** BEGIN Records **
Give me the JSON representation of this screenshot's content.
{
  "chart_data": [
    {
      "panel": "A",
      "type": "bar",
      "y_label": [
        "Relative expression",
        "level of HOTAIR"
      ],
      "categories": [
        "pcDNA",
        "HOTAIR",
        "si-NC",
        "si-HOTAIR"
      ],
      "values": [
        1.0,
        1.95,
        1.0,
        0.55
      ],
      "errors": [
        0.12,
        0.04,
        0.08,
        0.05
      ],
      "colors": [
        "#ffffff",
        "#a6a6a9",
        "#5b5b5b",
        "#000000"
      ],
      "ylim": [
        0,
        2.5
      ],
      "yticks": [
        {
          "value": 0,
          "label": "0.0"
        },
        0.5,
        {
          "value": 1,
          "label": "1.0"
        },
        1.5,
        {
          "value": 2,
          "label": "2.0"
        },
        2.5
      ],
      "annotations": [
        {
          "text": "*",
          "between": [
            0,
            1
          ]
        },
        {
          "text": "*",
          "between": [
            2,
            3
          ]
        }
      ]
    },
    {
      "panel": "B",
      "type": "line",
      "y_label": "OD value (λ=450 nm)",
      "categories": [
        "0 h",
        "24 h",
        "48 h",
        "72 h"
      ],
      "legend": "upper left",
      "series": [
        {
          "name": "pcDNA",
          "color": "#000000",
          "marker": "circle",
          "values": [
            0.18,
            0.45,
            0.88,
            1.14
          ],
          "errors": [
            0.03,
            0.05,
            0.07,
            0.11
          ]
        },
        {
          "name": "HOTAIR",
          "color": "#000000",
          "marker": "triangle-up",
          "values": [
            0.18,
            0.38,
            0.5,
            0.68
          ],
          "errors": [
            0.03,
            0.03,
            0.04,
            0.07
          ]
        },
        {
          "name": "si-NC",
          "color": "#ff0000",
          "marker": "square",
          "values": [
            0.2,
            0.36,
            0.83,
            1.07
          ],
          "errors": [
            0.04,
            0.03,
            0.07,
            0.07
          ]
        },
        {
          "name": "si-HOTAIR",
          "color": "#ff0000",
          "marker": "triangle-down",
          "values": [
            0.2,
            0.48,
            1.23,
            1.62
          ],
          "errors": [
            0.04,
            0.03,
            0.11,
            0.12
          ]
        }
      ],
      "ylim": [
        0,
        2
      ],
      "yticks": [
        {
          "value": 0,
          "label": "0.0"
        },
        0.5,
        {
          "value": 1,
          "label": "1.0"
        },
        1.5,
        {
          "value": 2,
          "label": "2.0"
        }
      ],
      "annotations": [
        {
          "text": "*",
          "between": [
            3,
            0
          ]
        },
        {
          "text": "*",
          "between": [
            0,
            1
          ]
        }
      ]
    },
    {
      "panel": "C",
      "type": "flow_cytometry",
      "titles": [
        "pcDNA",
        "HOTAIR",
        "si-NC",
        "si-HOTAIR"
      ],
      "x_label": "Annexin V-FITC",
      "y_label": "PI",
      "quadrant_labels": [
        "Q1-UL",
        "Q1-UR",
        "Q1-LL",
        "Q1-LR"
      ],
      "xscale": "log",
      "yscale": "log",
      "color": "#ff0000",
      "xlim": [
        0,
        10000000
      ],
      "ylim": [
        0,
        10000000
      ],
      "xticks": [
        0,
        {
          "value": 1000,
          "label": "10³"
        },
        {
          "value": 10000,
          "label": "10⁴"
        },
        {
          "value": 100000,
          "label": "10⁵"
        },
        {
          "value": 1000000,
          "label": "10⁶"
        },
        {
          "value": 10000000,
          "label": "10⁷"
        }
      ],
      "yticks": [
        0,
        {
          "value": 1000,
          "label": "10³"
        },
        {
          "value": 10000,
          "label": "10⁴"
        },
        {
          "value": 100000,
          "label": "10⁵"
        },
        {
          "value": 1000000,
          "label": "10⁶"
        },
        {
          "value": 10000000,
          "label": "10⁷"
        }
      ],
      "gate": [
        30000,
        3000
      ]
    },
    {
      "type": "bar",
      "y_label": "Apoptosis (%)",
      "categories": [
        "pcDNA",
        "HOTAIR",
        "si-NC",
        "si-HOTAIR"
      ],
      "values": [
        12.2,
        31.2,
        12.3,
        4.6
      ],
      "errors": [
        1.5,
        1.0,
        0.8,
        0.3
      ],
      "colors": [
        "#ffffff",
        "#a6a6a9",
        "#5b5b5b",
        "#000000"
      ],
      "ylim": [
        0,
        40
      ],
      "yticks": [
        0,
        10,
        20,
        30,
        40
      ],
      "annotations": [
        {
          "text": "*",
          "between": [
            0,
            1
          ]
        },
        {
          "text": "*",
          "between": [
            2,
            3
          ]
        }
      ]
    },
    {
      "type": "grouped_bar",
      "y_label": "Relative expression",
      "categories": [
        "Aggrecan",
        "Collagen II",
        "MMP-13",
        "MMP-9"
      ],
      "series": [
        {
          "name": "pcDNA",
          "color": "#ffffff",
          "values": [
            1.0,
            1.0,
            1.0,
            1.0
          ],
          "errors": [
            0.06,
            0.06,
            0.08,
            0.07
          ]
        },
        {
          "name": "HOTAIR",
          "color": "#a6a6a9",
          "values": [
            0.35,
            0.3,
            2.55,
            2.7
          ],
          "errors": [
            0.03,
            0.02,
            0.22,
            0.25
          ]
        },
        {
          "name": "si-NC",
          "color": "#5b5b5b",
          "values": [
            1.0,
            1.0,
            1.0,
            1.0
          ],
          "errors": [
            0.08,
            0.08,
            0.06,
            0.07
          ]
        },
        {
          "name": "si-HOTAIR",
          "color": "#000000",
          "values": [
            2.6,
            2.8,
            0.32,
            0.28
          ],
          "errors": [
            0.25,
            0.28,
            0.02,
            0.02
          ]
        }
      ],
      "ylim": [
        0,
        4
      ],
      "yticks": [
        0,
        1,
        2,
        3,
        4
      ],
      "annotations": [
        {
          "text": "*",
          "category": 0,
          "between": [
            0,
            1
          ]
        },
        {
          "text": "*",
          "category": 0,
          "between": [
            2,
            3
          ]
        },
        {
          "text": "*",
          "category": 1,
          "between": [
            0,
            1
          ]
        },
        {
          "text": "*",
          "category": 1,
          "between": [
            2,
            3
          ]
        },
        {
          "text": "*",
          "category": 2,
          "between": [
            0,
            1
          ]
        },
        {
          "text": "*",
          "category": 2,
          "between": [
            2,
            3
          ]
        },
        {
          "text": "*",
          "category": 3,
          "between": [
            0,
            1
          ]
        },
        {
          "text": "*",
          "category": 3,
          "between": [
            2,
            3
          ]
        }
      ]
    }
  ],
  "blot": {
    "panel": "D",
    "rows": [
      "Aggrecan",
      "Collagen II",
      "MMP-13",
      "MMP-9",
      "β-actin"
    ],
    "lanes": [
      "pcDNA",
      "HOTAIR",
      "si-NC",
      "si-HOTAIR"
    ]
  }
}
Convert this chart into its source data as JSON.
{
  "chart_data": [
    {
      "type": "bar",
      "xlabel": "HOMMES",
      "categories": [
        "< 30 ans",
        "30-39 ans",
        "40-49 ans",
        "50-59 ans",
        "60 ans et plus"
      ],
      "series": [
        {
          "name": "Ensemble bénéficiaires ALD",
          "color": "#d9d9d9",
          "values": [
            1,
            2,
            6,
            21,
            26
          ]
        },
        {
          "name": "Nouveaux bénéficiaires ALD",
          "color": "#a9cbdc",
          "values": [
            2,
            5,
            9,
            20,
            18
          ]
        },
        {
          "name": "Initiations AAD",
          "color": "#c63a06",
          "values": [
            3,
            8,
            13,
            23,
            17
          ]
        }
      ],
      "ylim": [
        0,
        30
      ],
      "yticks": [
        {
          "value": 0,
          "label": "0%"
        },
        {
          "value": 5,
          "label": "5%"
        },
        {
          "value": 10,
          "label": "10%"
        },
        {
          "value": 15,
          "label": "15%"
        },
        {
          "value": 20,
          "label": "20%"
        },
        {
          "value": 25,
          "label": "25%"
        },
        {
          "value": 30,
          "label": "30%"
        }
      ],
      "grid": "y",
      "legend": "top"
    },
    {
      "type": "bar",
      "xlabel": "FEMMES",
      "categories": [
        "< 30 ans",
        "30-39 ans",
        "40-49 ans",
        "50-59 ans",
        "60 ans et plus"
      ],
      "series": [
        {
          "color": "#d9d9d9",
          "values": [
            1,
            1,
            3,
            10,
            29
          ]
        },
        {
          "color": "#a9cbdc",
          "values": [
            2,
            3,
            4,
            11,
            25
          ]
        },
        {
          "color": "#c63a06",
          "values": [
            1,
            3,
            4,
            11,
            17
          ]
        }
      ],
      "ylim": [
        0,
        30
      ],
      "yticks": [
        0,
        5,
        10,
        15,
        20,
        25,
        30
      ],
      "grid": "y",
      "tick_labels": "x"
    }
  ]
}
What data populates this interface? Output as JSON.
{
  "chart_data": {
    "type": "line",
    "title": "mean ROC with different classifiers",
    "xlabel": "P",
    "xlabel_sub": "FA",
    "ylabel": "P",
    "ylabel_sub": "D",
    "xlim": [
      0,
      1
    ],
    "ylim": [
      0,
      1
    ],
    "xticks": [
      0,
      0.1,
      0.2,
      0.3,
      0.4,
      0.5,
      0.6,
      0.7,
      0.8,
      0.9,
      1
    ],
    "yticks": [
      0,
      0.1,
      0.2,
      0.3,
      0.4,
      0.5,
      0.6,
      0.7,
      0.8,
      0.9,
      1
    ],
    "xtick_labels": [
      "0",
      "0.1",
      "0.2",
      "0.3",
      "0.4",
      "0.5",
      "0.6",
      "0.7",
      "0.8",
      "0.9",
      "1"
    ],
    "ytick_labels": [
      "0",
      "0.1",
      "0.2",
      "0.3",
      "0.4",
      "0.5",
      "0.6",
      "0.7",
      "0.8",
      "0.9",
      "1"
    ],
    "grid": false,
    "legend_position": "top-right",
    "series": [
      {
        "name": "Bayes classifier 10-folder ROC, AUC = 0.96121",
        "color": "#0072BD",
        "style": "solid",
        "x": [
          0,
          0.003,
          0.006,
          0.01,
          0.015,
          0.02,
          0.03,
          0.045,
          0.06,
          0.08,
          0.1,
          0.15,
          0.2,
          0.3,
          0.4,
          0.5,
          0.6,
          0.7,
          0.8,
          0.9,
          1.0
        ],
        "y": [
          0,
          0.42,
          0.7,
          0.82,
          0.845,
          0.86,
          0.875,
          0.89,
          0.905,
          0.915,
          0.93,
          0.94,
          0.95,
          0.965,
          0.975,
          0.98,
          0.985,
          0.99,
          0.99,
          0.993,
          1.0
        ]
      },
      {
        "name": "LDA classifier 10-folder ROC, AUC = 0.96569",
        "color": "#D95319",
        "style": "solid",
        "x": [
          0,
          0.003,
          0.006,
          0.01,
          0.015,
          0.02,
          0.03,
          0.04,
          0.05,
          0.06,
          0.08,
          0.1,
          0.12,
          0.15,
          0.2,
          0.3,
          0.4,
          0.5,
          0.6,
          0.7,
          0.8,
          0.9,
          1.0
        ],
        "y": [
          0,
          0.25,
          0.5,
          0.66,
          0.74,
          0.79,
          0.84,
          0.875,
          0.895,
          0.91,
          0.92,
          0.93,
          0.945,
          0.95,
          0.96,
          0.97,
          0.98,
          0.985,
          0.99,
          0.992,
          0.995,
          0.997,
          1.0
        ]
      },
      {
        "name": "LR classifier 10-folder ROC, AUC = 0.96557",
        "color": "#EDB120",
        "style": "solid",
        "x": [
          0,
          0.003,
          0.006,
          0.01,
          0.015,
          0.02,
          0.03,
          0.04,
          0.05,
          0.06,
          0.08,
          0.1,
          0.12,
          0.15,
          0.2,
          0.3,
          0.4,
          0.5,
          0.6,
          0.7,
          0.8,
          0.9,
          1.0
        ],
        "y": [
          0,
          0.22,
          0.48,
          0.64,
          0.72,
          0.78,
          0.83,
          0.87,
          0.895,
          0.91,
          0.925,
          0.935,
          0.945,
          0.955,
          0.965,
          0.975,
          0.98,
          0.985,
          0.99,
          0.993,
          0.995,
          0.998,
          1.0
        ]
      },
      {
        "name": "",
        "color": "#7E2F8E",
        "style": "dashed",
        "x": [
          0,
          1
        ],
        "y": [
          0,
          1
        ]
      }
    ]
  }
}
** END Records **
Each line that contains the word "triangle" counts toward the total; give only that total.

2